=== TASK DIRECTIONS ===
Your answer is a single number: how many lines hold the word "是网格正方形的对角线"?

=== PROVIDED INFORMATION ===
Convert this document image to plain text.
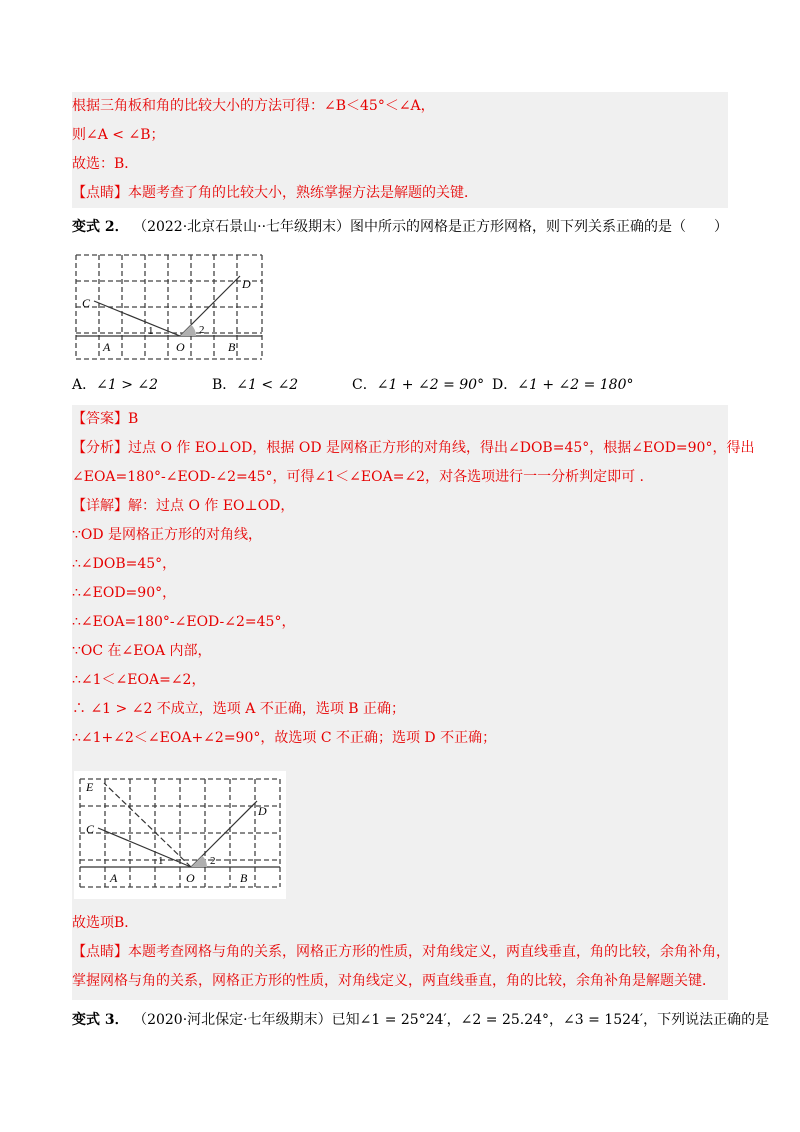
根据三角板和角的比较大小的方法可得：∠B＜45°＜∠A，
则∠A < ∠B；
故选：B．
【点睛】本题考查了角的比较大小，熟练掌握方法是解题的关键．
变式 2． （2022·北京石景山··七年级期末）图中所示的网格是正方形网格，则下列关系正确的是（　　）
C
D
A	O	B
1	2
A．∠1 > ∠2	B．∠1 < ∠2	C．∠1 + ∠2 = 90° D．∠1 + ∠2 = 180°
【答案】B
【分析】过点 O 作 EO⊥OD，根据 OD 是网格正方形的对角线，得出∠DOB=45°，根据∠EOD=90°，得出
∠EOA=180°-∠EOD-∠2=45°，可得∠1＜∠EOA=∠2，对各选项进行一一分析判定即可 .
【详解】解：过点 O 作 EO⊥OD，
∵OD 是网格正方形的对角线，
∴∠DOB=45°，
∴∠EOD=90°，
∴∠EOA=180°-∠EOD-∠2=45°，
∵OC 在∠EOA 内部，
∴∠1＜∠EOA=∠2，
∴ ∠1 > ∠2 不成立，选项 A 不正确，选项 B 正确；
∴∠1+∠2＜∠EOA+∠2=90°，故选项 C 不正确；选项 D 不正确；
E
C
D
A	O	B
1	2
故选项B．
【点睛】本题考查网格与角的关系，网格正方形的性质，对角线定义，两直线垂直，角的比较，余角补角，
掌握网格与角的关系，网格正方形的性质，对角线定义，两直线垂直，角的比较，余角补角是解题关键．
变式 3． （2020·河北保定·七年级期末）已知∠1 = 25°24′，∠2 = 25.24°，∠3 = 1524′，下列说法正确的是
* * *
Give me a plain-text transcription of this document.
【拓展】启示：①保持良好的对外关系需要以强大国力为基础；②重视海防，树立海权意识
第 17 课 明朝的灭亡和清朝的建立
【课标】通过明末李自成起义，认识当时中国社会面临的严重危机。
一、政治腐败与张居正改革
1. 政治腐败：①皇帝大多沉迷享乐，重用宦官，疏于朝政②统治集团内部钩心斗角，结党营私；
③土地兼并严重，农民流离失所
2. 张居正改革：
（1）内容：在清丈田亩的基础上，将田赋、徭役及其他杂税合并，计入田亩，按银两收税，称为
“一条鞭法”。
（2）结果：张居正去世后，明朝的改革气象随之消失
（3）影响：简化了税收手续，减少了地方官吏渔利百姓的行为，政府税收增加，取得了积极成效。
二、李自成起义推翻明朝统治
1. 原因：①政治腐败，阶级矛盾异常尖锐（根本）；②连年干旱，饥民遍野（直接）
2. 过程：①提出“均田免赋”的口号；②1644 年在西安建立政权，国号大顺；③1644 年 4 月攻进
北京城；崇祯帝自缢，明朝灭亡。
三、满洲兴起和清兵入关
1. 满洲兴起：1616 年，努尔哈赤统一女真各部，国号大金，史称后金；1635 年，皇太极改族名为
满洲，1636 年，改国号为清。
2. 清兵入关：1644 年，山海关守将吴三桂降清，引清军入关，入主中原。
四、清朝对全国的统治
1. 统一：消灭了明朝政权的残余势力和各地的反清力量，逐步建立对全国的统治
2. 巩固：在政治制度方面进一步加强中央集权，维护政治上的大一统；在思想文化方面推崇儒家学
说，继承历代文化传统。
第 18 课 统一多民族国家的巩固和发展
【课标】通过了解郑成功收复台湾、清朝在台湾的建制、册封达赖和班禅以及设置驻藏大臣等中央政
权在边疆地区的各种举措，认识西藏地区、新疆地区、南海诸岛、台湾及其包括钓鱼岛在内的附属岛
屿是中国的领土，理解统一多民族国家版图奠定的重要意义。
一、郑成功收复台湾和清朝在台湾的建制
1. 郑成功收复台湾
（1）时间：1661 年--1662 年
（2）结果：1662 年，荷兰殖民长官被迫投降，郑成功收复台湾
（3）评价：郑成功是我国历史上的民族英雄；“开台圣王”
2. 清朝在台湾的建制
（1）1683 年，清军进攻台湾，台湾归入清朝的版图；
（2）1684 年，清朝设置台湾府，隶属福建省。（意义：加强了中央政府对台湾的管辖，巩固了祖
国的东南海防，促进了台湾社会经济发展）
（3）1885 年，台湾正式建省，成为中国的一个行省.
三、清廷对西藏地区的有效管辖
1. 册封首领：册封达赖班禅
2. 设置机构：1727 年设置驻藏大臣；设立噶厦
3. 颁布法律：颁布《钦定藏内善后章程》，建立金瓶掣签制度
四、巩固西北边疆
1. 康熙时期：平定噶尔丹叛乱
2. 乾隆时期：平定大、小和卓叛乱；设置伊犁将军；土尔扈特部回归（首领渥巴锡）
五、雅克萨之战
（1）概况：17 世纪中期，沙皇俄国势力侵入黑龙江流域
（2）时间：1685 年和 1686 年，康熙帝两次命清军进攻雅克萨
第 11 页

=== FINAL RESULT ===
2